___ Recorded information

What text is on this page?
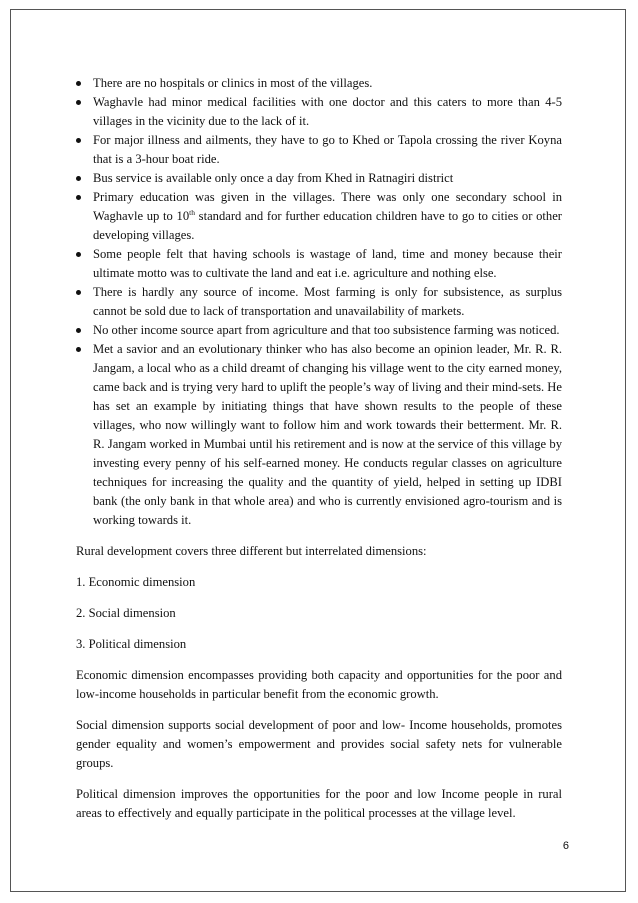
There are no hospitals or clinics in most of the villages.
Waghavle had minor medical facilities with one doctor and this caters to more than 4-5 villages in the vicinity due to the lack of it.
For major illness and ailments, they have to go to Khed or Tapola crossing the river Koyna that is a 3-hour boat ride.
Bus service is available only once a day from Khed in Ratnagiri district
Primary education was given in the villages. There was only one secondary school in Waghavle up to 10th standard and for further education children have to go to cities or other developing villages.
Some people felt that having schools is wastage of land, time and money because their ultimate motto was to cultivate the land and eat i.e. agriculture and nothing else.
There is hardly any source of income. Most farming is only for subsistence, as surplus cannot be sold due to lack of transportation and unavailability of markets.
No other income source apart from agriculture and that too subsistence farming was noticed.
Met a savior and an evolutionary thinker who has also become an opinion leader, Mr. R. R. Jangam, a local who as a child dreamt of changing his village went to the city earned money, came back and is trying very hard to uplift the people’s way of living and their mind-sets. He has set an example by initiating things that have shown results to the people of these villages, who now willingly want to follow him and work towards their betterment. Mr. R. R. Jangam worked in Mumbai until his retirement and is now at the service of this village by investing every penny of his self-earned money. He conducts regular classes on agriculture techniques for increasing the quality and the quantity of yield, helped in setting up IDBI bank (the only bank in that whole area) and who is currently envisioned agro-tourism and is working towards it.

Rural development covers three different but interrelated dimensions:

1. Economic dimension

2. Social dimension

3. Political dimension

Economic dimension encompasses providing both capacity and opportunities for the poor and low-income households in particular benefit from the economic growth.

Social dimension supports social development of poor and low- Income households, promotes gender equality and women’s empowerment and provides social safety nets for vulnerable groups.

Political dimension improves the opportunities for the poor and low Income people in rural areas to effectively and equally participate in the political processes at the village level.

6
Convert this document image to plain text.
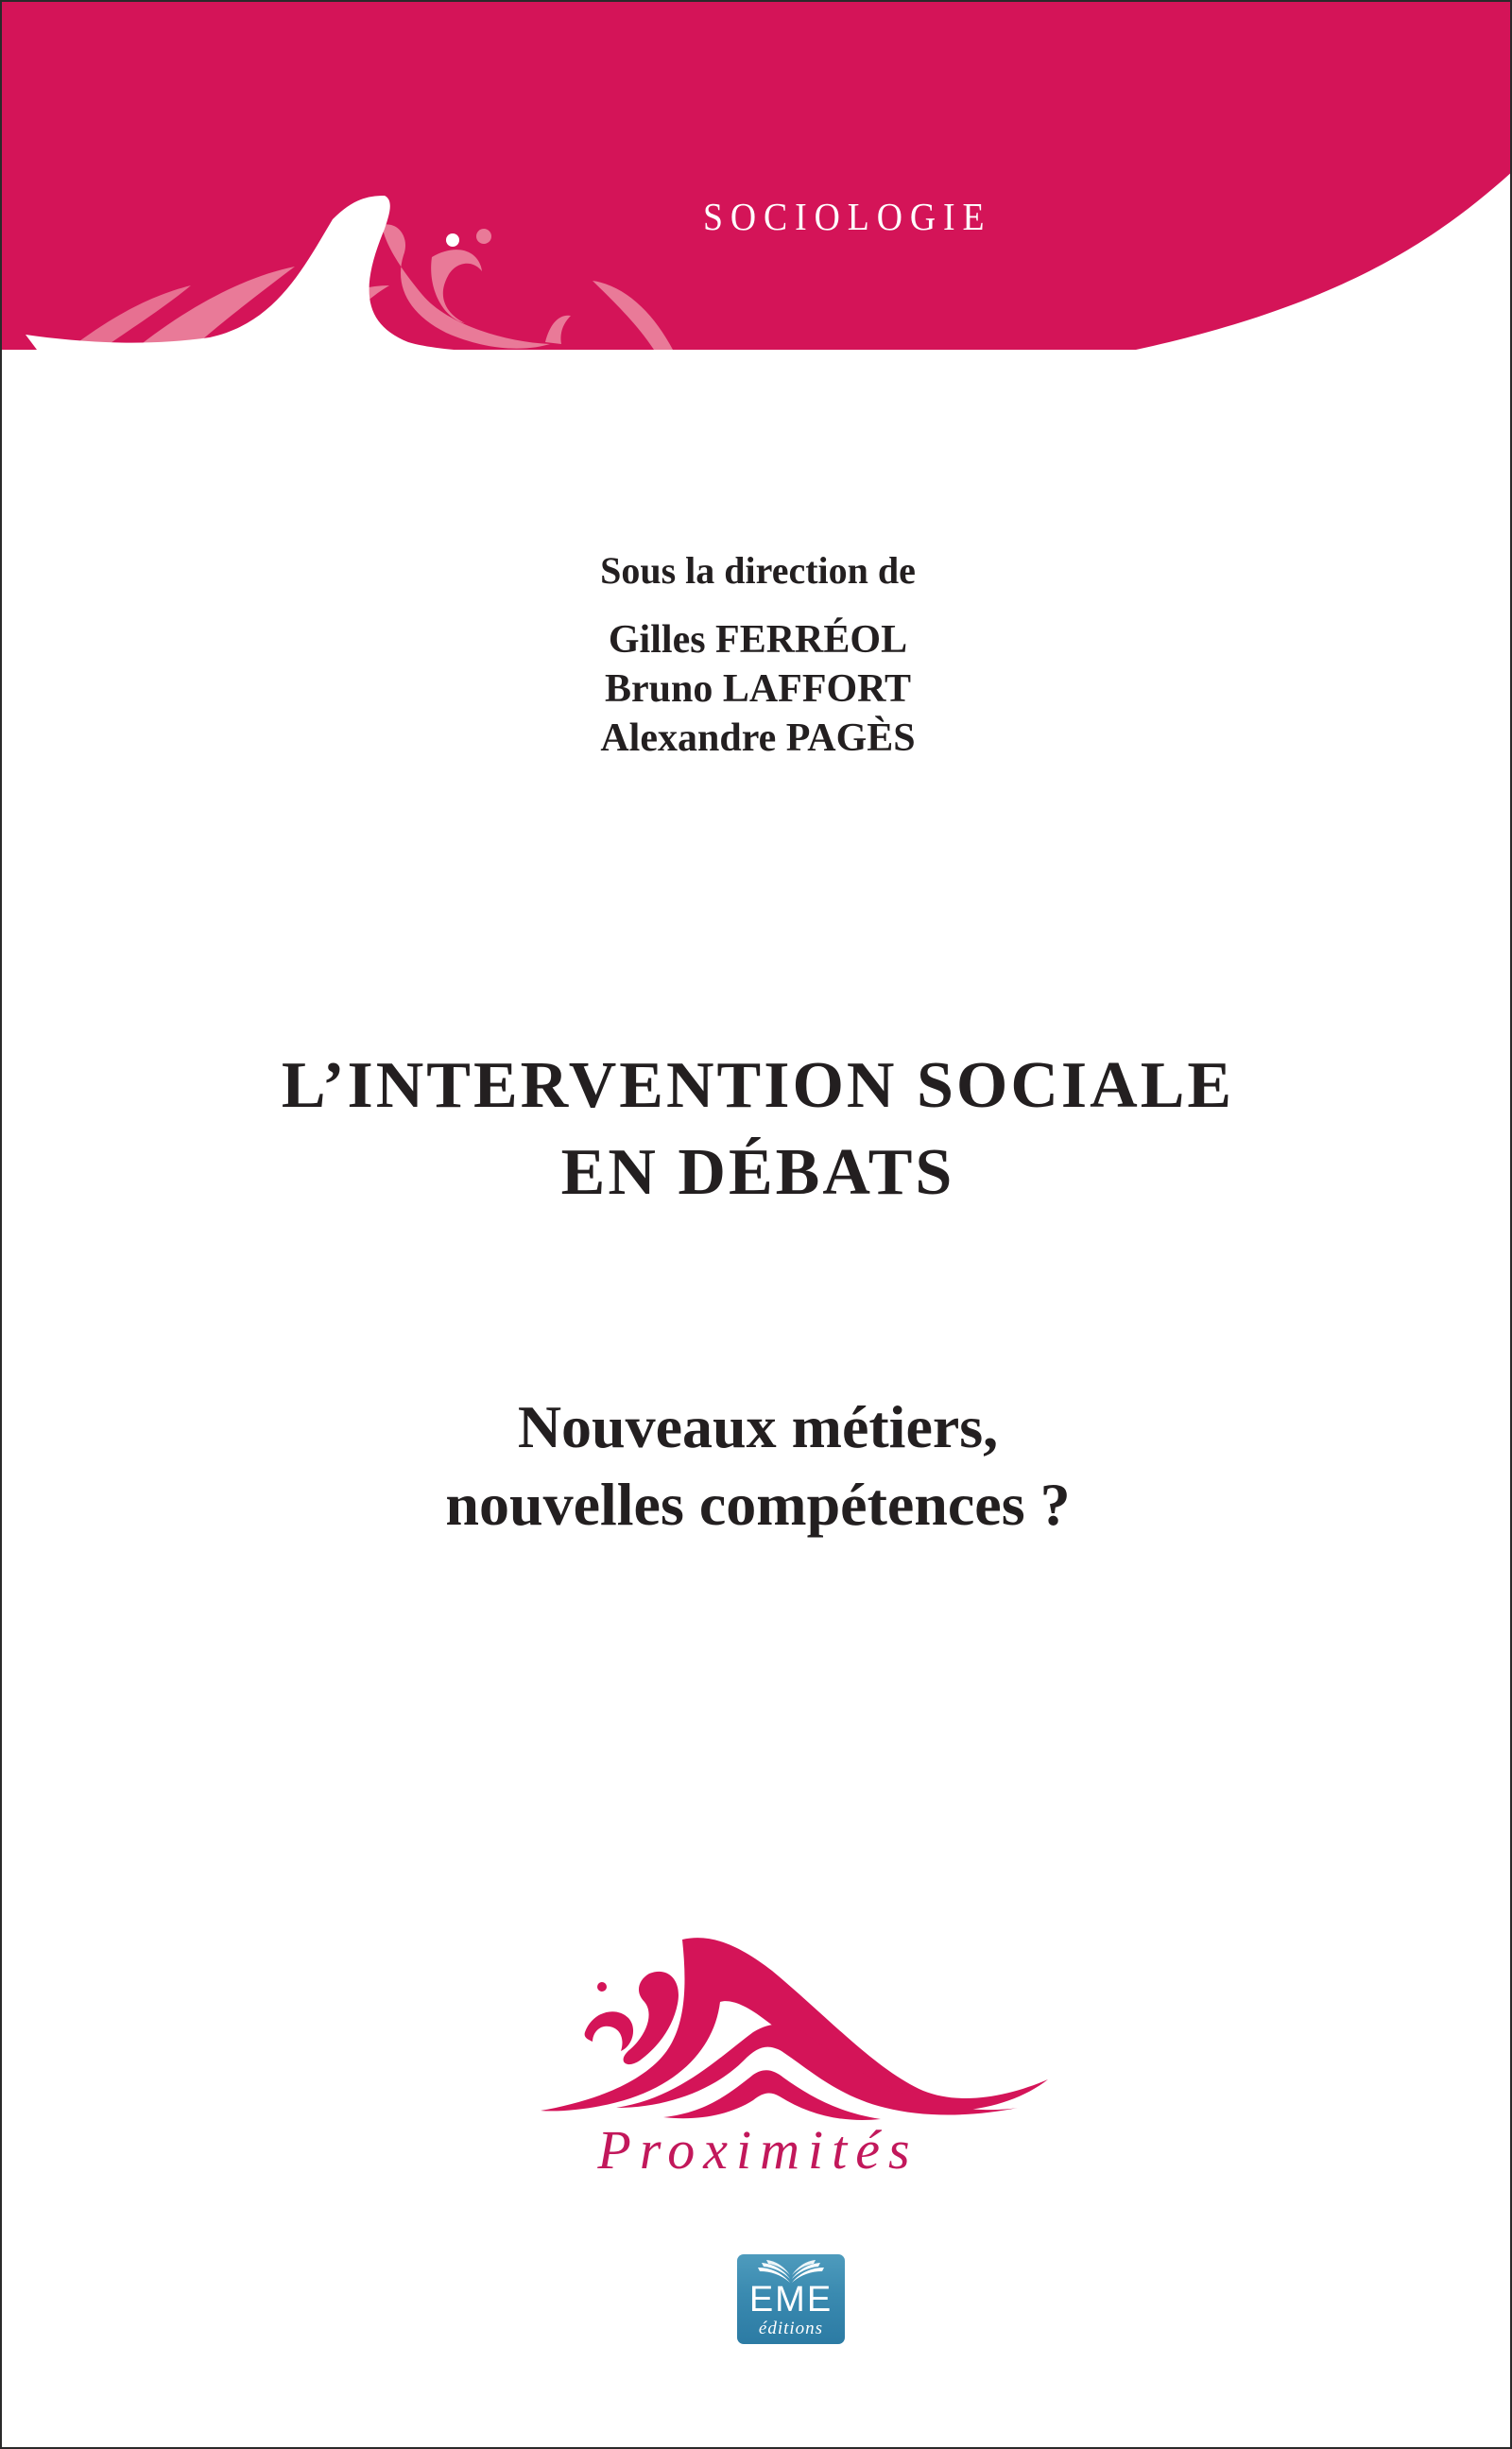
SOCIOLOGIE
Sous la direction de
Gilles FERRÉOL
Bruno LAFFORT
Alexandre PAGÈS
L’INTERVENTION SOCIALE
EN DÉBATS
Nouveaux métiers,
nouvelles compétences ?
Proximités
EME
éditions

______

_Aim_
Gather all lines with the string "Khed" from the data.

_Problem solution_
For major illness and ailments, they have to go to Khed or Tapola crossing the river Koyna that is a 3-hour boat ride.
Bus service is available only once a day from Khed in Ratnagiri district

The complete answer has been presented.